▶ Arbeitsauftrag: Entnimm dem Textabschnitt wortgetreu die Passage von „Am Bahnhof Zoo“ bis „am LCB wieder.“.

▶ Textabschnitt:

# taz.de -- berliner szenen: Schick, cool und schlau aussehen
       
       Am Bahnhof Zoo mache ich mir einen Spaß daraus, zu raten, welche der
       Wartenden mit mir an den Wannsee fahren werden. Das Jüngelchen mit Trench,
       wundem Blick und erbarmungswürdigem Leinenbeutel lässt mich Billers und
       Aydemirs Hipstermordfantasien im Geist nochmal durchspielen. Ein anderer,
       mit Druckfahne auf dem Schoß und regelmäßigem Einkommen – beim
       Kleidungskauf reicht es für edle Neuware – ist sicher Lektor. Beide sehe
       ich später am LCB wieder.
       
       In der Getränkeschlange hinter mir steht ein für seine originelle
       Interviewtechnik bekannter Autor, von dem Radio Eins sogleich ein Buch
       wissen möchte, das ihn zuletzt „umgehauen“ habe. Er vertröstet, um sich
       dann mit seiner Begleitung darüber auszutauschen, wie großartig es doch
       wäre, unerkannt zu sein und „sich die ganzen Idioten mal von außen
       anzusehen“. Ich drehe mich halb um, lächle ihn an und will gerade
       entgegnen, dass ich, was für ein Zufall, haha, genau so unterwegs sei und
       mir grad ein Zwei-Euro-Pfandglas mit Wein drin zum Dran-Festhalten kaufe,
       pralle aber an seinem harten Blick ab, voll gedisst.

▶ Liste der Zeilen:
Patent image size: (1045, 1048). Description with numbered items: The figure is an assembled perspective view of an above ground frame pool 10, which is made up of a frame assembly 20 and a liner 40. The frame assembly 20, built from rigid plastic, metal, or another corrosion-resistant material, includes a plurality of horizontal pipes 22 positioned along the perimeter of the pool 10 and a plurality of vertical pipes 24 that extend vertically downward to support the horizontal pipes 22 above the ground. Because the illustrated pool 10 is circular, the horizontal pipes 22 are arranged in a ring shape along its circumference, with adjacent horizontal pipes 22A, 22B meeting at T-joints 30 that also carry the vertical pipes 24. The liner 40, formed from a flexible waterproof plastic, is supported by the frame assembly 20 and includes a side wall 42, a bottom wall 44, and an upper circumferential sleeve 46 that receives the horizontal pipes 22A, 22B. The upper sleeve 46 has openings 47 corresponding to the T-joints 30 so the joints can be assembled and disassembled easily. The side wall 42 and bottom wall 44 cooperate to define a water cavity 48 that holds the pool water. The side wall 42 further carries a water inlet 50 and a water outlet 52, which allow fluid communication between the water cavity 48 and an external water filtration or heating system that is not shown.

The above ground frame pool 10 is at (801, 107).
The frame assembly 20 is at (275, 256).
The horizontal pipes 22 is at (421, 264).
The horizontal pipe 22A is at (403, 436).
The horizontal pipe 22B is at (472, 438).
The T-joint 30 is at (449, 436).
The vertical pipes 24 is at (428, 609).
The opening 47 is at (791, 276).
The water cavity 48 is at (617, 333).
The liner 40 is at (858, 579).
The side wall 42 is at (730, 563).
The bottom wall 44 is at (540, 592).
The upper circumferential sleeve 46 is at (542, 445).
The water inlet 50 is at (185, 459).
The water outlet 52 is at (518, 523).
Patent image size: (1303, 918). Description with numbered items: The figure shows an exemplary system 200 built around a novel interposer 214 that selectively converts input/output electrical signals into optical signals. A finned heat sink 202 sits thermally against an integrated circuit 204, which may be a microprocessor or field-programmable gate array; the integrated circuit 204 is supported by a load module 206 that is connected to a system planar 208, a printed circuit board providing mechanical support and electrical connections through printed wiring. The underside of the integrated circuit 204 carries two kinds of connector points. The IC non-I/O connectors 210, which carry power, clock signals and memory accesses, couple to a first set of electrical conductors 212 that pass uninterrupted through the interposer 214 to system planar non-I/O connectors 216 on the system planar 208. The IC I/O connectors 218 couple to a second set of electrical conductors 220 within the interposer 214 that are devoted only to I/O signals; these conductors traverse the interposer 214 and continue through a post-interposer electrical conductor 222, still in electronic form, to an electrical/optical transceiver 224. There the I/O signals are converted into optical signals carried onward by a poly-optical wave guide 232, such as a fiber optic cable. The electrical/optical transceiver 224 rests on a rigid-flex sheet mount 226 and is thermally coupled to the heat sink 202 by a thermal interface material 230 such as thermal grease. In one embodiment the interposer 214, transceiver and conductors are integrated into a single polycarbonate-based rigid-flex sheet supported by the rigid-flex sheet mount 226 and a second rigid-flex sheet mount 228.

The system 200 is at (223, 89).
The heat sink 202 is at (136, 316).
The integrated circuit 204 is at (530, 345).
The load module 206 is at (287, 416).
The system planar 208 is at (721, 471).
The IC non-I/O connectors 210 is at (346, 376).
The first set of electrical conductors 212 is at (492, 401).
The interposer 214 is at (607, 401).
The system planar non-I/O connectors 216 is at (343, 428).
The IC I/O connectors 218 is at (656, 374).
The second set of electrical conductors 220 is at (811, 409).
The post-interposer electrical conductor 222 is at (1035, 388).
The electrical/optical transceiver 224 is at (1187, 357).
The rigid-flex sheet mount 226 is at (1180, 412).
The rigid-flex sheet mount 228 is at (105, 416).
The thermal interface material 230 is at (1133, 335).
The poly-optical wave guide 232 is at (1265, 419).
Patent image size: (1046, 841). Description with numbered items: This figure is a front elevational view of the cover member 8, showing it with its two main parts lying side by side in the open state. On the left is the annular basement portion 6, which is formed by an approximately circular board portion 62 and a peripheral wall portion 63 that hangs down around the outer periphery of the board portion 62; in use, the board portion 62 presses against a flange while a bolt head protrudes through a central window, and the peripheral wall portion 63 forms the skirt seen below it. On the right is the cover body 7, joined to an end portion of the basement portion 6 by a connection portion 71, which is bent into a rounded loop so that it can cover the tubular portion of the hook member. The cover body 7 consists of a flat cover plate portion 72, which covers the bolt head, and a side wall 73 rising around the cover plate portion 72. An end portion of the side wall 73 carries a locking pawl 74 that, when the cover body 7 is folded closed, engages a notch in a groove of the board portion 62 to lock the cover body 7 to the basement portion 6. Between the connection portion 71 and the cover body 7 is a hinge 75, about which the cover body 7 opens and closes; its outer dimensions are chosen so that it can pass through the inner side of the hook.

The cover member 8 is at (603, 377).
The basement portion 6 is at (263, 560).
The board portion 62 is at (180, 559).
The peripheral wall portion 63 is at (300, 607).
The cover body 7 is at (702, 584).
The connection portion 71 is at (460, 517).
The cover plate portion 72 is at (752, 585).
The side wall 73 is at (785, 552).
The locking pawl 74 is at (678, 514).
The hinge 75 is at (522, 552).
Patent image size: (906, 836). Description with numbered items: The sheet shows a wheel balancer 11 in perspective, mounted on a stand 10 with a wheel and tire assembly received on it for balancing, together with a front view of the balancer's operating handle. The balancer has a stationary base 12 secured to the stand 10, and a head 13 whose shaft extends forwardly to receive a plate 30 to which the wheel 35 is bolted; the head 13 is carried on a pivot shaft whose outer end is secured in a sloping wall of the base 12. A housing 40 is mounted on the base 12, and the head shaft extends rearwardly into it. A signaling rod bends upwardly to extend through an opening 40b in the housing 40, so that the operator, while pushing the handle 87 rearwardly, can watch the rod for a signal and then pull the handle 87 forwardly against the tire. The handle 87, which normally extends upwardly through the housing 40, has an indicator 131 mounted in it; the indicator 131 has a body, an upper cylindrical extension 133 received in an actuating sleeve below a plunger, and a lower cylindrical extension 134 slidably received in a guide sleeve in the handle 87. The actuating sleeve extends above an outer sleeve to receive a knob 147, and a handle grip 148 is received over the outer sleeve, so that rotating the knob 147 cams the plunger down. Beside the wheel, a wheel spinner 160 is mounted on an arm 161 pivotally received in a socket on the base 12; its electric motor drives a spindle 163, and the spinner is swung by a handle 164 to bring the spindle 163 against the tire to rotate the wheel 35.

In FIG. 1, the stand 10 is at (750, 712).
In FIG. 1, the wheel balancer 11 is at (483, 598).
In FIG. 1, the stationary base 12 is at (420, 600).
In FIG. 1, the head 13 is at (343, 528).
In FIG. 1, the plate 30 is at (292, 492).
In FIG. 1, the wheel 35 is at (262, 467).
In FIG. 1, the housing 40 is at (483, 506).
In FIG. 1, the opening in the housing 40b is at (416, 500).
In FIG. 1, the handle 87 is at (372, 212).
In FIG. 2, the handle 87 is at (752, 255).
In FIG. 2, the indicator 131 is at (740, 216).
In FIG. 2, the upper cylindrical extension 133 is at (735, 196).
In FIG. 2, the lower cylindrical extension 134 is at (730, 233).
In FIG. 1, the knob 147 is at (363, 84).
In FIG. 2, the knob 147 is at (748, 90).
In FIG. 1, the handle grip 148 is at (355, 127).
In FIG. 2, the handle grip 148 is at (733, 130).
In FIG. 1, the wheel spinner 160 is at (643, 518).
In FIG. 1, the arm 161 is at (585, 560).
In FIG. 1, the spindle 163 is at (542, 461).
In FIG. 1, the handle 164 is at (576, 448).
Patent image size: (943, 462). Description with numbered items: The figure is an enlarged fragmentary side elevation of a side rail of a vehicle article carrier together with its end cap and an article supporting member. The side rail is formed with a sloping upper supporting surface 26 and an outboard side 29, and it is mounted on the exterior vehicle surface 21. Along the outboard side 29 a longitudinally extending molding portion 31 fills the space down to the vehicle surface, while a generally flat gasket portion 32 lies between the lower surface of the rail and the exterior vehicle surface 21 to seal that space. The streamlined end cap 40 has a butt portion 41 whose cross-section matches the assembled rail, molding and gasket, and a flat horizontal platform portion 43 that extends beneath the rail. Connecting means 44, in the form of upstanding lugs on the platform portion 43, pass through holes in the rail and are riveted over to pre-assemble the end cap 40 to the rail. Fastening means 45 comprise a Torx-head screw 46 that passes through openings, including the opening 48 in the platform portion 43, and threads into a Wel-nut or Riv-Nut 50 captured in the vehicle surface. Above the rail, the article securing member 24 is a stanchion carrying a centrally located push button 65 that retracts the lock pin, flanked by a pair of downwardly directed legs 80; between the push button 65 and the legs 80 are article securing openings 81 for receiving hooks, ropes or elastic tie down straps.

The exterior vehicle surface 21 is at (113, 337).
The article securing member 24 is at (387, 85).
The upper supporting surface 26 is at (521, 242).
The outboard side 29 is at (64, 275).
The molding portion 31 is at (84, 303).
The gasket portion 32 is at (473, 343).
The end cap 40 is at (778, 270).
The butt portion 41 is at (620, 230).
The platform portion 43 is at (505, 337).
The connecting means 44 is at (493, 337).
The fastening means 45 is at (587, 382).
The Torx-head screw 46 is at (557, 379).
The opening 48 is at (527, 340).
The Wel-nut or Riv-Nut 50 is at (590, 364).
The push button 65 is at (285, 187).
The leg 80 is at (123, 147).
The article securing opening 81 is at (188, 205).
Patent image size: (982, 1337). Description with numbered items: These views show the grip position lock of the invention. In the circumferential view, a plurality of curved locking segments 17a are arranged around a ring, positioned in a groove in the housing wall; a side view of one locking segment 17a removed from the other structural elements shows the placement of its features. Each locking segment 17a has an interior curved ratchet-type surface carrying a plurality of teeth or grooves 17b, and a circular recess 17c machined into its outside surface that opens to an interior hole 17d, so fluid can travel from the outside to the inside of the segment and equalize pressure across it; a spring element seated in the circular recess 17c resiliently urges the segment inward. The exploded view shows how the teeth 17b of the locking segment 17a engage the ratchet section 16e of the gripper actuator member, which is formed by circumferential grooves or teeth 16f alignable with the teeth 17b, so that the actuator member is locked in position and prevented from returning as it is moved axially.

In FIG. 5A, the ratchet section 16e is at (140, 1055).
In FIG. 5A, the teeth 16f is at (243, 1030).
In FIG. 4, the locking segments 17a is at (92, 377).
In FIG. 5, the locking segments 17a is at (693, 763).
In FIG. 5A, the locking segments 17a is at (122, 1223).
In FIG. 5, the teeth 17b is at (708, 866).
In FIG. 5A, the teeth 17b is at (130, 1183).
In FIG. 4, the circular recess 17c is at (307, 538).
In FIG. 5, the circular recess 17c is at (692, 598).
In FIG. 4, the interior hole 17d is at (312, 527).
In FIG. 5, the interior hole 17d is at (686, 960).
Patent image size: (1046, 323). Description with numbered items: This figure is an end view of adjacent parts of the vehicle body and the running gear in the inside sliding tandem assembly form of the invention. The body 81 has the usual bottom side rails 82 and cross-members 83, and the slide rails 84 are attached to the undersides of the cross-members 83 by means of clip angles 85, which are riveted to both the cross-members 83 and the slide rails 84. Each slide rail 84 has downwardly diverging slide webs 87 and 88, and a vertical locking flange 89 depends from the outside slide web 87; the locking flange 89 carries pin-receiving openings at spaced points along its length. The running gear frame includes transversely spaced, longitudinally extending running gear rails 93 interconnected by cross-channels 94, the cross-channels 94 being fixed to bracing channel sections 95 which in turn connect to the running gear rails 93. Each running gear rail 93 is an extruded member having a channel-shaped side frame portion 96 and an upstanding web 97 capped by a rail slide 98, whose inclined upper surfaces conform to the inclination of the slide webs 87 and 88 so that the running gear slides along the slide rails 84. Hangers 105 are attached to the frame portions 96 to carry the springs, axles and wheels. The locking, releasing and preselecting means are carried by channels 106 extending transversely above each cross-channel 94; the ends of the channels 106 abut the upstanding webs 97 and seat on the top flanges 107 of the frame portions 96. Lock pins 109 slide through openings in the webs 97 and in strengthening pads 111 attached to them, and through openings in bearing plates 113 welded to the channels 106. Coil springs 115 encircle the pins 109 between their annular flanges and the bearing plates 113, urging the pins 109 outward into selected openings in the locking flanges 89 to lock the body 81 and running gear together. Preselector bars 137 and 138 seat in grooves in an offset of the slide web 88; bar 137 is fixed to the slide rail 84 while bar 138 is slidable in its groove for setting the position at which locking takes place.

▶ Erwartete Antwort:
Am Bahnhof Zoo mache ich mir einen Spaß daraus, zu raten, welche der
       Wartenden mit mir an den Wannsee fahren werden. Das Jüngelchen mit Trench,
       wundem Blick und erbarmungswürdigem Leinenbeutel lässt mich Billers und
       Aydemirs Hipstermordfantasien im Geist nochmal durchspielen. Ein anderer,
       mit Druckfahne auf dem Schoß und regelmäßigem Einkommen – beim
       Kleidungskauf reicht es für edle Neuware – ist sicher Lektor. Beide sehe
       ich später am LCB wieder.